= Aim of the exercise =
Wherever a line in the data below holds "title", copy that line.

[Records that describe figures]
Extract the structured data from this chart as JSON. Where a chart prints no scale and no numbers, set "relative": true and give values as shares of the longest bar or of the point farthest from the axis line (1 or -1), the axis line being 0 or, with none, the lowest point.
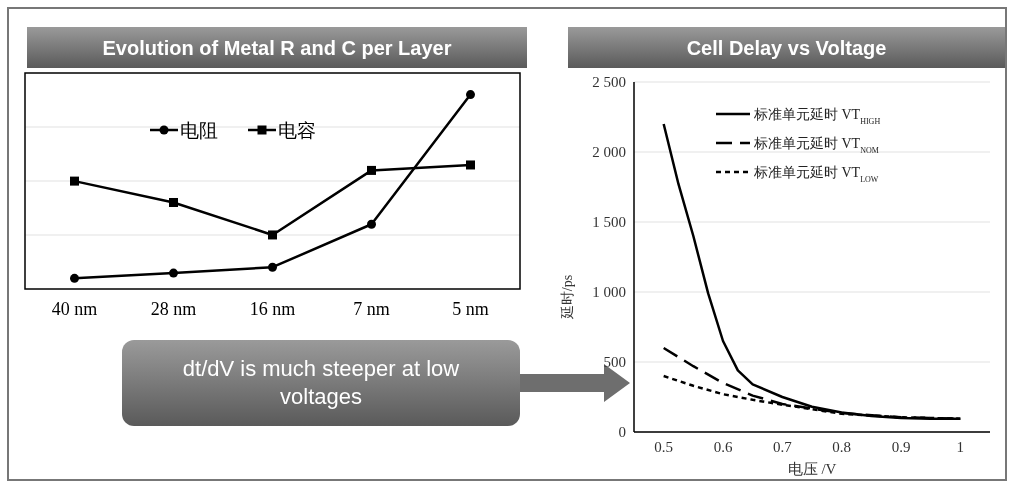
{
  "chart_data": [
    {
      "type": "line",
      "title": "Evolution of Metal R and C per Layer",
      "categories": [
        "40 nm",
        "28 nm",
        "16 nm",
        "7 nm",
        "5 nm"
      ],
      "relative": true,
      "grid": "y",
      "legend": "top",
      "series": [
        {
          "name": "电阻",
          "color": "#000000",
          "marker": "circle",
          "values": [
            0.055,
            0.082,
            0.112,
            0.333,
            1
          ]
        },
        {
          "name": "电容",
          "color": "#000000",
          "marker": "square",
          "values": [
            0.555,
            0.445,
            0.278,
            0.61,
            0.638
          ]
        }
      ],
      "annotations": [
        "dt/dV is much steeper at low voltages"
      ]
    },
    {
      "type": "line",
      "title": "Cell Delay vs Voltage",
      "xlabel": "电压 /V",
      "ylabel": "延时/ps",
      "xlim": [
        0.45,
        1.05
      ],
      "xticks": [
        0.5,
        0.6,
        0.7,
        0.8,
        0.9,
        1
      ],
      "ylim": [
        0,
        2500
      ],
      "yticks": [
        0,
        500,
        {
          "value": 1000,
          "label": "1 000"
        },
        {
          "value": 1500,
          "label": "1 500"
        },
        {
          "value": 2000,
          "label": "2 000"
        },
        {
          "value": 2500,
          "label": "2 500"
        }
      ],
      "grid": "y",
      "legend": "top right",
      "series": [
        {
          "name": "标准单元延时 VT$_{HIGH}$",
          "color": "#000000",
          "line_style": "solid",
          "x": [
            0.5,
            0.525,
            0.55,
            0.575,
            0.6,
            0.625,
            0.65,
            0.7,
            0.75,
            0.8,
            0.85,
            0.9,
            0.95,
            1
          ],
          "values": [
            2200,
            1770,
            1400,
            990,
            650,
            440,
            340,
            250,
            180,
            140,
            115,
            100,
            95,
            95
          ]
        },
        {
          "name": "标准单元延时 VT$_{NOM}$",
          "color": "#000000",
          "line_style": "dashed",
          "x": [
            0.5,
            0.55,
            0.6,
            0.65,
            0.7,
            0.8,
            0.9,
            1
          ],
          "values": [
            600,
            470,
            350,
            260,
            200,
            135,
            105,
            95
          ]
        },
        {
          "name": "标准单元延时 VT$_{LOW}$",
          "color": "#000000",
          "line_style": "dotted",
          "x": [
            0.5,
            0.55,
            0.6,
            0.65,
            0.7,
            0.8,
            0.9,
            1
          ],
          "values": [
            400,
            330,
            270,
            230,
            195,
            130,
            105,
            95
          ]
        }
      ]
    }
  ]
}
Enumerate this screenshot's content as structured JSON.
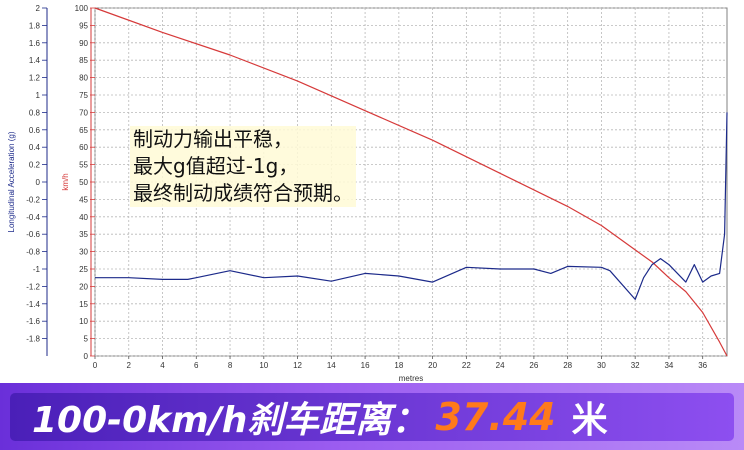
{
  "chart_data": {
    "type": "line",
    "xlabel": "metres",
    "x_ticks": [
      0,
      2,
      4,
      6,
      8,
      10,
      12,
      14,
      16,
      18,
      20,
      22,
      24,
      26,
      28,
      30,
      32,
      34,
      36
    ],
    "xlim": [
      0,
      37.44
    ],
    "y_left": {
      "label": "Longitudinal Acceleration (g)",
      "color": "#1c2a8a",
      "ylim": [
        -2,
        2
      ],
      "ticks": [
        "2",
        "1.8",
        "1.6",
        "1.4",
        "1.2",
        "1",
        "0.8",
        "0.6",
        "0.4",
        "0.2",
        "0",
        "-0.2",
        "-0.4",
        "-0.6",
        "-0.8",
        "-1",
        "-1.2",
        "-1.4",
        "-1.6",
        "-1.8"
      ]
    },
    "y_right": {
      "label": "km/h",
      "color": "#d63a3a",
      "ylim": [
        0,
        100
      ],
      "ticks": [
        100,
        95,
        90,
        85,
        80,
        75,
        70,
        65,
        60,
        55,
        50,
        45,
        40,
        35,
        30,
        25,
        20,
        15,
        10,
        5,
        0
      ]
    },
    "grid": true,
    "series": [
      {
        "axis": "right",
        "color": "#d63a3a",
        "x": [
          0,
          4,
          8,
          12,
          16,
          20,
          24,
          28,
          30,
          32,
          33,
          34,
          35,
          36,
          37,
          37.44
        ],
        "y": [
          100,
          93,
          86.5,
          79,
          70.5,
          62,
          52.5,
          43,
          37.5,
          30.5,
          27,
          22.5,
          18.5,
          12.5,
          4,
          0
        ]
      },
      {
        "axis": "left",
        "color": "#1c2a8a",
        "x": [
          0,
          2,
          4,
          5.5,
          6,
          8,
          10,
          12,
          14,
          16,
          18,
          20,
          22,
          24,
          26,
          27,
          28,
          30,
          30.5,
          32,
          32.5,
          33,
          33.5,
          34,
          35,
          35.5,
          36,
          36.5,
          37,
          37.3,
          37.44
        ],
        "y": [
          -1.1,
          -1.1,
          -1.12,
          -1.12,
          -1.1,
          -1.02,
          -1.1,
          -1.08,
          -1.14,
          -1.05,
          -1.08,
          -1.15,
          -0.98,
          -1.0,
          -1.0,
          -1.05,
          -0.97,
          -0.98,
          -1.02,
          -1.35,
          -1.1,
          -0.95,
          -0.88,
          -0.95,
          -1.15,
          -0.95,
          -1.15,
          -1.08,
          -1.05,
          -0.6,
          0.8
        ]
      }
    ]
  },
  "annotation": {
    "line1": "制动力输出平稳，",
    "line2": "最大g值超过-1g，",
    "line3": "最终制动成绩符合预期。"
  },
  "banner": {
    "label": "100-0km/h刹车距离：",
    "value": "37.44",
    "unit": "米"
  }
}
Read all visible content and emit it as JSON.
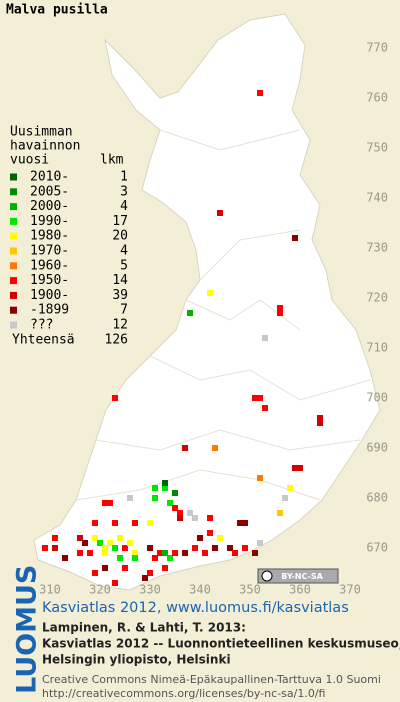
{
  "map": {
    "title": "Malva pusilla",
    "xlim": [
      300,
      380
    ],
    "ylim": [
      660,
      780
    ],
    "xticks": [
      310,
      320,
      330,
      340,
      350,
      360,
      370
    ],
    "yticks": [
      670,
      680,
      690,
      700,
      710,
      720,
      730,
      740,
      750,
      760,
      770
    ],
    "cc_badge": "BY-NC-SA",
    "observations": [
      [
        352,
        761,
        7
      ],
      [
        344,
        737,
        8
      ],
      [
        359,
        732,
        9
      ],
      [
        342,
        721,
        4
      ],
      [
        356,
        718,
        7
      ],
      [
        356,
        717,
        7
      ],
      [
        338,
        717,
        2
      ],
      [
        353,
        712,
        10
      ],
      [
        351,
        700,
        7
      ],
      [
        352,
        700,
        7
      ],
      [
        323,
        700,
        7
      ],
      [
        353,
        698,
        7
      ],
      [
        364,
        695,
        8
      ],
      [
        364,
        696,
        8
      ],
      [
        337,
        690,
        8
      ],
      [
        343,
        690,
        6
      ],
      [
        360,
        686,
        8
      ],
      [
        359,
        686,
        8
      ],
      [
        352,
        684,
        6
      ],
      [
        358,
        682,
        4
      ],
      [
        357,
        680,
        10
      ],
      [
        356,
        677,
        5
      ],
      [
        321,
        679,
        7
      ],
      [
        322,
        679,
        7
      ],
      [
        326,
        680,
        10
      ],
      [
        331,
        682,
        3
      ],
      [
        331,
        680,
        3
      ],
      [
        333,
        682,
        3
      ],
      [
        334,
        679,
        3
      ],
      [
        335,
        678,
        7
      ],
      [
        336,
        677,
        7
      ],
      [
        336,
        676,
        8
      ],
      [
        338,
        677,
        10
      ],
      [
        339,
        676,
        10
      ],
      [
        330,
        675,
        4
      ],
      [
        342,
        676,
        7
      ],
      [
        348,
        675,
        9
      ],
      [
        349,
        675,
        9
      ],
      [
        327,
        675,
        7
      ],
      [
        323,
        675,
        7
      ],
      [
        319,
        675,
        7
      ],
      [
        309,
        670,
        7
      ],
      [
        311,
        670,
        8
      ],
      [
        311,
        672,
        7
      ],
      [
        316,
        672,
        8
      ],
      [
        317,
        671,
        9
      ],
      [
        319,
        672,
        4
      ],
      [
        320,
        671,
        3
      ],
      [
        321,
        670,
        4
      ],
      [
        322,
        671,
        4
      ],
      [
        323,
        670,
        3
      ],
      [
        324,
        672,
        4
      ],
      [
        325,
        670,
        7
      ],
      [
        326,
        671,
        4
      ],
      [
        327,
        669,
        4
      ],
      [
        321,
        669,
        4
      ],
      [
        318,
        669,
        7
      ],
      [
        324,
        668,
        3
      ],
      [
        327,
        668,
        3
      ],
      [
        316,
        669,
        7
      ],
      [
        313,
        668,
        9
      ],
      [
        330,
        670,
        9
      ],
      [
        331,
        668,
        7
      ],
      [
        332,
        669,
        7
      ],
      [
        333,
        669,
        2
      ],
      [
        334,
        668,
        3
      ],
      [
        335,
        669,
        7
      ],
      [
        337,
        669,
        9
      ],
      [
        339,
        670,
        7
      ],
      [
        341,
        669,
        7
      ],
      [
        343,
        670,
        9
      ],
      [
        346,
        670,
        9
      ],
      [
        347,
        669,
        7
      ],
      [
        349,
        670,
        7
      ],
      [
        351,
        669,
        9
      ],
      [
        352,
        671,
        10
      ],
      [
        342,
        673,
        7
      ],
      [
        344,
        672,
        4
      ],
      [
        340,
        672,
        9
      ],
      [
        325,
        666,
        7
      ],
      [
        321,
        666,
        9
      ],
      [
        330,
        665,
        7
      ],
      [
        333,
        666,
        7
      ],
      [
        329,
        664,
        9
      ],
      [
        323,
        663,
        7
      ],
      [
        319,
        665,
        7
      ],
      [
        333,
        683,
        0
      ],
      [
        335,
        681,
        1
      ]
    ]
  },
  "legend": {
    "heading": [
      "Uusimman",
      "havainnon",
      "vuosi"
    ],
    "count_heading": "lkm",
    "rows": [
      {
        "label": "2010-",
        "count": 1,
        "color": "#006400"
      },
      {
        "label": "2005-",
        "count": 3,
        "color": "#008c00"
      },
      {
        "label": "2000-",
        "count": 4,
        "color": "#00b400"
      },
      {
        "label": "1990-",
        "count": 17,
        "color": "#00e600"
      },
      {
        "label": "1980-",
        "count": 20,
        "color": "#ffff00"
      },
      {
        "label": "1970-",
        "count": 4,
        "color": "#ffc800"
      },
      {
        "label": "1960-",
        "count": 5,
        "color": "#ff7800"
      },
      {
        "label": "1950-",
        "count": 14,
        "color": "#ff0000"
      },
      {
        "label": "1900-",
        "count": 39,
        "color": "#d20000"
      },
      {
        "label": "-1899",
        "count": 7,
        "color": "#8c0000"
      },
      {
        "label": "???",
        "count": 12,
        "color": "#c8c8c8"
      }
    ],
    "total_label": "Yhteensä",
    "total": 126
  },
  "footer": {
    "logo": "LUOMUS",
    "link": "Kasviatlas 2012, www.luomus.fi/kasviatlas",
    "citation": [
      "Lampinen, R. & Lahti, T. 2013:",
      "Kasviatlas 2012 -- Luonnontieteellinen keskusmuseo,",
      "Helsingin yliopisto, Helsinki"
    ],
    "license": [
      "Creative Commons Nimeä-Epäkaupallinen-Tarttuva 1.0 Suomi",
      "http://creativecommons.org/licenses/by-nc-sa/1.0/fi"
    ]
  }
}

= Output of the task =
      "title": "Evolution of Metal R and C per Layer",
      "title": "Cell Delay vs Voltage",
    "title": "Malva pusilla",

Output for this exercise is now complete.